_Exercise aim_
Report all lines holding "index".
>>
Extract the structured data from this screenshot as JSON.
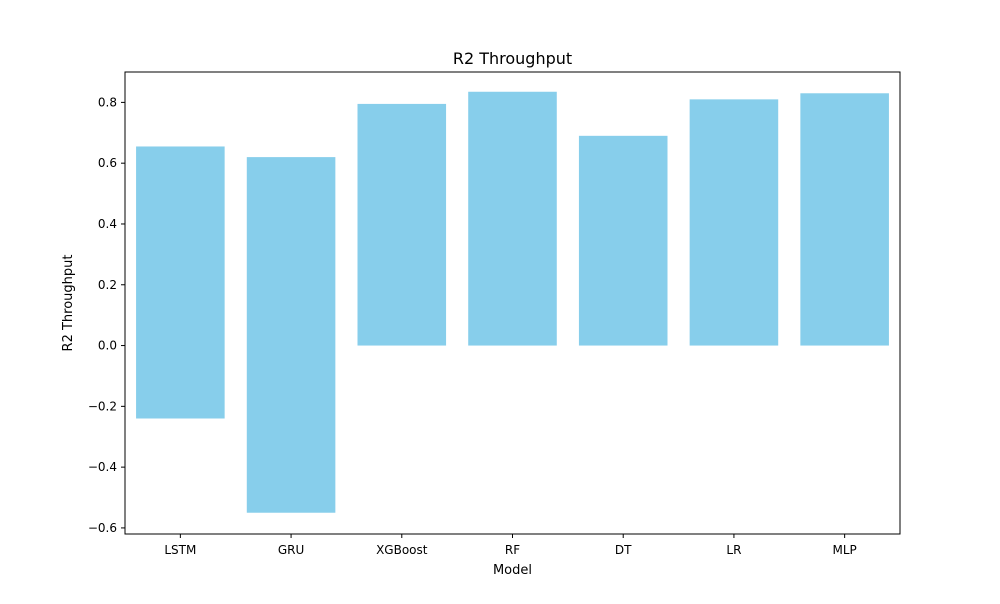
{
  "chart_data": {
    "type": "bar",
    "title": "R2 Throughput",
    "xlabel": "Model",
    "ylabel": "R2 Throughput",
    "categories": [
      "LSTM",
      "GRU",
      "XGBoost",
      "RF",
      "DT",
      "LR",
      "MLP"
    ],
    "series": [
      {
        "values_low": [
          -0.24,
          -0.55,
          0.0,
          0.0,
          0.0,
          0.0,
          0.0
        ],
        "values_high": [
          0.655,
          0.62,
          0.795,
          0.835,
          0.69,
          0.81,
          0.83
        ]
      }
    ],
    "ylim": [
      -0.62,
      0.9
    ],
    "yticks": [
      -0.6,
      -0.4,
      -0.2,
      0.0,
      0.2,
      0.4,
      0.6,
      0.8
    ],
    "ytick_labels": [
      "−0.6",
      "−0.4",
      "−0.2",
      "0.0",
      "0.2",
      "0.4",
      "0.6",
      "0.8"
    ],
    "grid": false,
    "bar_color": "#87ceeb"
  }
}
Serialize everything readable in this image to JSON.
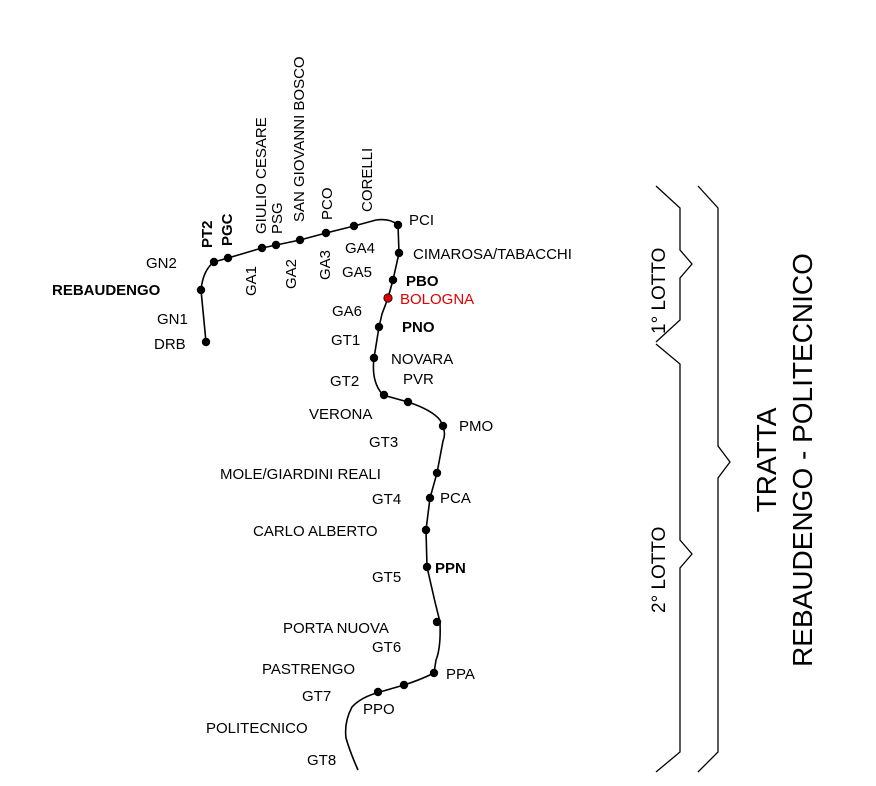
{
  "colors": {
    "line": "#000000",
    "station": "#000000",
    "highlight": "#e10000",
    "background": "#ffffff"
  },
  "labels": {
    "gn2": "GN2",
    "rebaudengo": "REBAUDENGO",
    "gn1": "GN1",
    "drb": "DRB",
    "pt2": "PT2",
    "pgc": "PGC",
    "giulio_cesare": "GIULIO CESARE",
    "psg": "PSG",
    "san_giovanni_bosco": "SAN GIOVANNI BOSCO",
    "pco": "PCO",
    "corelli": "CORELLI",
    "ga1": "GA1",
    "ga2": "GA2",
    "ga3": "GA3",
    "pci": "PCI",
    "ga4": "GA4",
    "cimarosa_tabacchi": "CIMAROSA/TABACCHI",
    "ga5": "GA5",
    "pbo": "PBO",
    "bologna": "BOLOGNA",
    "ga6": "GA6",
    "pno": "PNO",
    "gt1": "GT1",
    "novara": "NOVARA",
    "gt2": "GT2",
    "pvr": "PVR",
    "verona": "VERONA",
    "pmo": "PMO",
    "gt3": "GT3",
    "mole_giardini_reali": "MOLE/GIARDINI REALI",
    "gt4": "GT4",
    "pca": "PCA",
    "carlo_alberto": "CARLO ALBERTO",
    "gt5": "GT5",
    "ppn": "PPN",
    "porta_nuova": "PORTA NUOVA",
    "gt6": "GT6",
    "pastrengo": "PASTRENGO",
    "ppa": "PPA",
    "gt7": "GT7",
    "ppo": "PPO",
    "politecnico": "POLITECNICO",
    "gt8": "GT8"
  },
  "lots": {
    "lot1": "1° LOTTO",
    "lot2": "2° LOTTO"
  },
  "tratta": {
    "line1": "TRATTA",
    "line2": "REBAUDENGO - POLITECNICO"
  }
}
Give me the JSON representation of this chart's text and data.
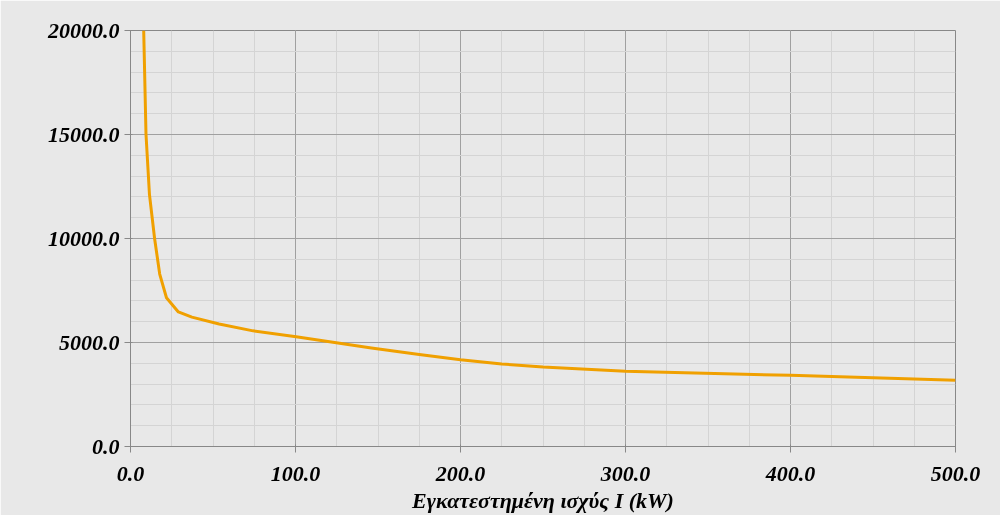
{
  "chart_data": {
    "type": "line",
    "xlabel": "Εγκατεστημένη ισχύς I (kW)",
    "x": [
      8.0,
      9.4,
      11.5,
      14.6,
      17.7,
      21.8,
      29,
      37.2,
      53.7,
      74.3,
      100.4,
      125.7,
      146,
      175,
      200,
      225,
      250,
      300,
      400,
      500
    ],
    "series": [
      {
        "color": "#f0a000",
        "values": [
          20000,
          15000,
          12110,
          10000,
          8290,
          7150,
          6470,
          6220,
          5890,
          5560,
          5280,
          4980,
          4740,
          4420,
          4170,
          3970,
          3820,
          3620,
          3420,
          3180
        ]
      }
    ],
    "xlim": [
      0,
      500
    ],
    "ylim": [
      0,
      20000
    ],
    "xticks": [
      {
        "value": 0,
        "label": "0.0"
      },
      {
        "value": 100,
        "label": "100.0"
      },
      {
        "value": 200,
        "label": "200.0"
      },
      {
        "value": 300,
        "label": "300.0"
      },
      {
        "value": 400,
        "label": "400.0"
      },
      {
        "value": 500,
        "label": "500.0"
      }
    ],
    "yticks": [
      {
        "value": 0,
        "label": "0.0"
      },
      {
        "value": 5000,
        "label": "5000.0"
      },
      {
        "value": 10000,
        "label": "10000.0"
      },
      {
        "value": 15000,
        "label": "15000.0"
      },
      {
        "value": 20000,
        "label": "20000.0"
      }
    ],
    "grid": true,
    "marker": "none",
    "line_style": "solid"
  }
}
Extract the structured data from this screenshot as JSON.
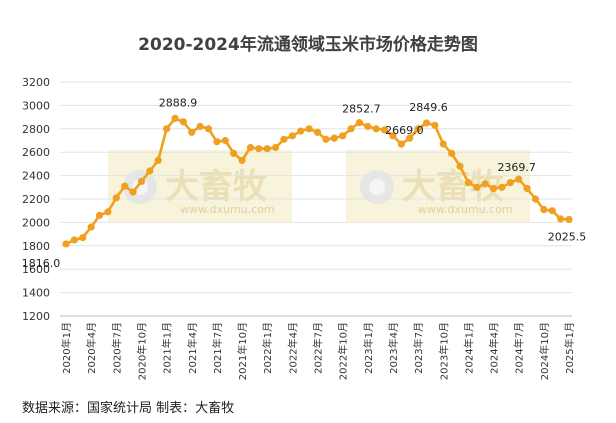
{
  "chart_data": {
    "type": "line",
    "title": "2020-2024年流通领域玉米市场价格走势图",
    "xlabel": "",
    "ylabel": "",
    "ylim": [
      1200,
      3200
    ],
    "yticks": [
      1200,
      1400,
      1600,
      1800,
      2000,
      2200,
      2400,
      2600,
      2800,
      3000,
      3200
    ],
    "grid": "horizontal",
    "color": "#f0a020",
    "x_tick_labels": [
      "2020年1月",
      "2020年4月",
      "2020年7月",
      "2020年10月",
      "2021年1月",
      "2021年4月",
      "2021年7月",
      "2021年10月",
      "2022年1月",
      "2022年4月",
      "2022年7月",
      "2022年10月",
      "2023年1月",
      "2023年4月",
      "2023年7月",
      "2023年10月",
      "2024年1月",
      "2024年4月",
      "2024年7月",
      "2024年10月",
      "2025年1月"
    ],
    "series": [
      {
        "values": [
          1816.0,
          1850,
          1870,
          1960,
          2060,
          2090,
          2210,
          2310,
          2260,
          2350,
          2440,
          2530,
          2800,
          2888.9,
          2860,
          2770,
          2820,
          2800,
          2690,
          2700,
          2590,
          2530,
          2640,
          2630,
          2630,
          2640,
          2710,
          2740,
          2780,
          2800,
          2770,
          2710,
          2720,
          2740,
          2800,
          2852.7,
          2820,
          2800,
          2790,
          2740,
          2669.0,
          2720,
          2800,
          2849.6,
          2830,
          2670,
          2590,
          2480,
          2340,
          2300,
          2330,
          2290,
          2300,
          2340,
          2369.7,
          2290,
          2200,
          2110,
          2100,
          2030,
          2025.5
        ]
      }
    ],
    "data_labels": [
      {
        "index": 0,
        "text": "1816.0"
      },
      {
        "index": 13,
        "text": "2888.9"
      },
      {
        "index": 35,
        "text": "2852.7"
      },
      {
        "index": 40,
        "text": "2669.0"
      },
      {
        "index": 43,
        "text": "2849.6"
      },
      {
        "index": 54,
        "text": "2369.7"
      },
      {
        "index": 60,
        "text": "2025.5"
      }
    ]
  },
  "watermark": {
    "brand": "大畜牧",
    "url": "www.dxumu.com"
  },
  "source_text": "数据来源：国家统计局 制表：大畜牧"
}
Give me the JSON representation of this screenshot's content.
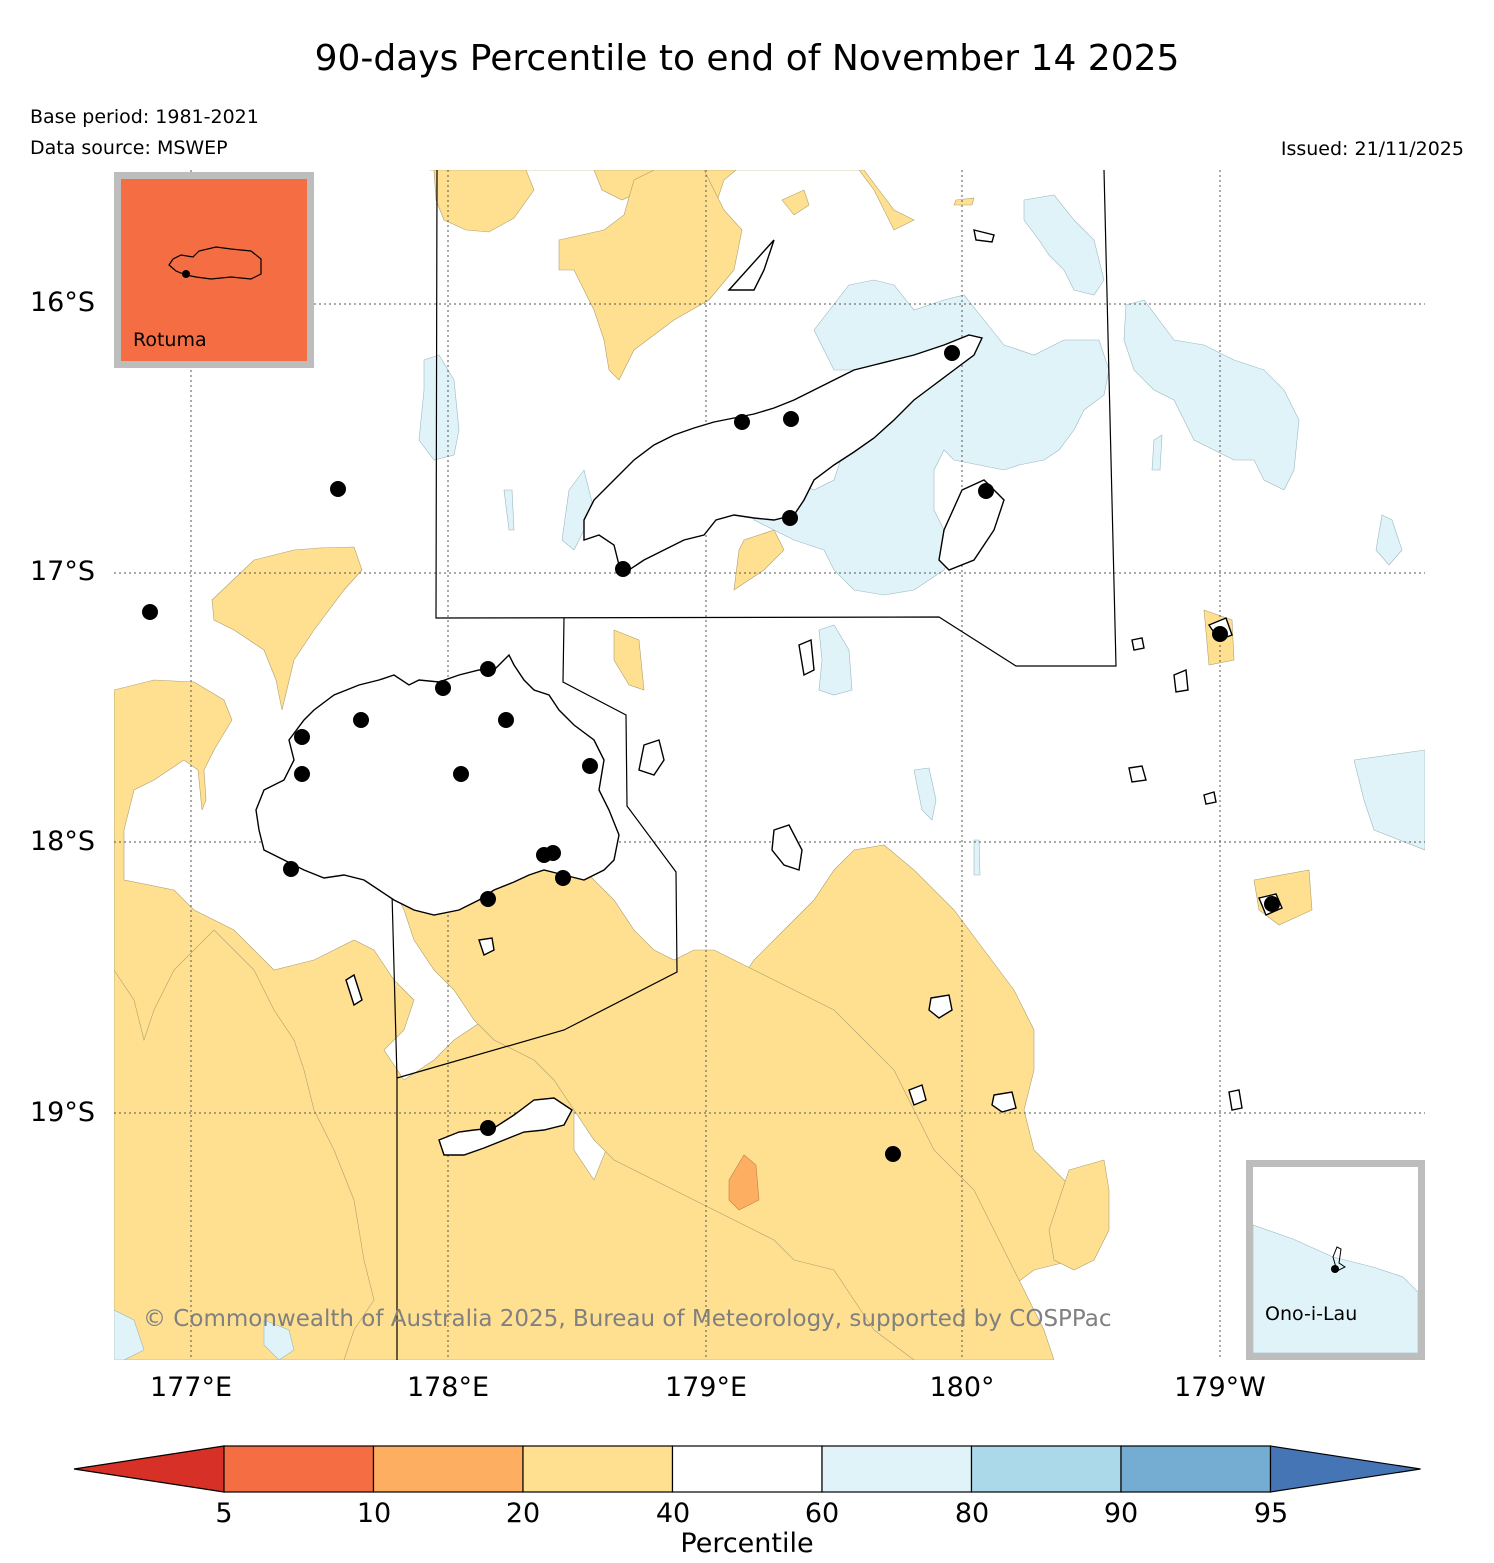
<<
_Written solution_
        "index": 0,
        "index": 13,
        "index": 35,
        "index": 40,
        "index": 43,
        "index": 54,
        "index": 60,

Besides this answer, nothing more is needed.